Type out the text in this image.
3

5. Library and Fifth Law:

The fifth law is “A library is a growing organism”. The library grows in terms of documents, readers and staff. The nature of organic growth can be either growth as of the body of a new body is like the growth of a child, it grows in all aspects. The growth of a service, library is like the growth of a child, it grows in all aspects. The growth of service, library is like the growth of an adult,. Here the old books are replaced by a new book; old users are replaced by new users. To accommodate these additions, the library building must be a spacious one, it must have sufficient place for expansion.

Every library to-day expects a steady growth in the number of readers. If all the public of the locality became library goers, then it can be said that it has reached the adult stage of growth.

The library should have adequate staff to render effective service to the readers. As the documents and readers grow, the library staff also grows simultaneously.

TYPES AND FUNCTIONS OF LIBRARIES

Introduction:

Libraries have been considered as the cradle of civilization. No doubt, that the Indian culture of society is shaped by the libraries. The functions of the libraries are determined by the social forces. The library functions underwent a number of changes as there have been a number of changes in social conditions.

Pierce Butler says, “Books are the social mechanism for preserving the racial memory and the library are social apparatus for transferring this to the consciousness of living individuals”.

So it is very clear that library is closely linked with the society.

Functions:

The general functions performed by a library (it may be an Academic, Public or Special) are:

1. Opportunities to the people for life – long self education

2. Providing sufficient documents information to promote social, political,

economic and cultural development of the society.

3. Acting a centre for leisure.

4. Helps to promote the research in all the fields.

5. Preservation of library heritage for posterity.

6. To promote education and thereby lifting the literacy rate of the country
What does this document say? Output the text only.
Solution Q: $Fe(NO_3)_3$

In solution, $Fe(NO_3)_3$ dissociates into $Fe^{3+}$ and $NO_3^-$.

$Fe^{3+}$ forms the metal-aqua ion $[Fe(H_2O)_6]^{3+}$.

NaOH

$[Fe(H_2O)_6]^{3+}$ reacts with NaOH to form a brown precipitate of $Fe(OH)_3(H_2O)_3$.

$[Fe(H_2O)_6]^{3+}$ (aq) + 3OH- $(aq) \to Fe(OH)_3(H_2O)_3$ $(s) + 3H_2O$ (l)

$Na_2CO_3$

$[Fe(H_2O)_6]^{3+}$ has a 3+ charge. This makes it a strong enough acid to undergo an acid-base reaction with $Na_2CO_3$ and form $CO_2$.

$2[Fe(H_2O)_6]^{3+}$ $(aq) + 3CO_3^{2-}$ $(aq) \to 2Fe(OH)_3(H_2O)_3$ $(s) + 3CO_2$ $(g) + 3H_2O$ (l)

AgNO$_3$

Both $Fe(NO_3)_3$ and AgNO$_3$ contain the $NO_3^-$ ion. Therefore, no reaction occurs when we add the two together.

SET TASK —
Reproduce the data in its entirety, matching each character.

WRITTEN SOLUTION —
Type out the text in this image.
3

5. Library and Fifth Law:

The fifth law is “A library is a growing organism”. The library grows in terms of documents, readers and staff. The nature of organic growth can be either growth as of the body of a new body is like the growth of a child, it grows in all aspects. The growth of a service, library is like the growth of a child, it grows in all aspects. The growth of service, library is like the growth of an adult,. Here the old books are replaced by a new book; old users are replaced by new users. To accommodate these additions, the library building must be a spacious one, it must have sufficient place for expansion.

Every library to-day expects a steady growth in the number of readers. If all the public of the locality became library goers, then it can be said that it has reached the adult stage of growth.

The library should have adequate staff to render effective service to the readers. As the documents and readers grow, the library staff also grows simultaneously.

TYPES AND FUNCTIONS OF LIBRARIES

Introduction:

Libraries have been considered as the cradle of civilization. No doubt, that the Indian culture of society is shaped by the libraries. The functions of the libraries are determined by the social forces. The library functions underwent a number of changes as there have been a number of changes in social conditions.

Pierce Butler says, “Books are the social mechanism for preserving the racial memory and the library are social apparatus for transferring this to the consciousness of living individuals”.

So it is very clear that library is closely linked with the society.

Functions:

The general functions performed by a library (it may be an Academic, Public or Special) are:

1. Opportunities to the people for life – long self education

2. Providing sufficient documents information to promote social, political,

economic and cultural development of the society.

3. Acting a centre for leisure.

4. Helps to promote the research in all the fields.

5. Preservation of library heritage for posterity.

6. To promote education and thereby lifting the literacy rate of the country
What does this document say? Output the text only.
Solution Q: $Fe(NO_3)_3$

In solution, $Fe(NO_3)_3$ dissociates into $Fe^{3+}$ and $NO_3^-$.

$Fe^{3+}$ forms the metal-aqua ion $[Fe(H_2O)_6]^{3+}$.

NaOH

$[Fe(H_2O)_6]^{3+}$ reacts with NaOH to form a brown precipitate of $Fe(OH)_3(H_2O)_3$.

$[Fe(H_2O)_6]^{3+}$ (aq) + 3OH- $(aq) \to Fe(OH)_3(H_2O)_3$ $(s) + 3H_2O$ (l)

$Na_2CO_3$

$[Fe(H_2O)_6]^{3+}$ has a 3+ charge. This makes it a strong enough acid to undergo an acid-base reaction with $Na_2CO_3$ and form $CO_2$.

$2[Fe(H_2O)_6]^{3+}$ $(aq) + 3CO_3^{2-}$ $(aq) \to 2Fe(OH)_3(H_2O)_3$ $(s) + 3CO_2$ $(g) + 3H_2O$ (l)

AgNO$_3$

Both $Fe(NO_3)_3$ and AgNO$_3$ contain the $NO_3^-$ ion. Therefore, no reaction occurs when we add the two together.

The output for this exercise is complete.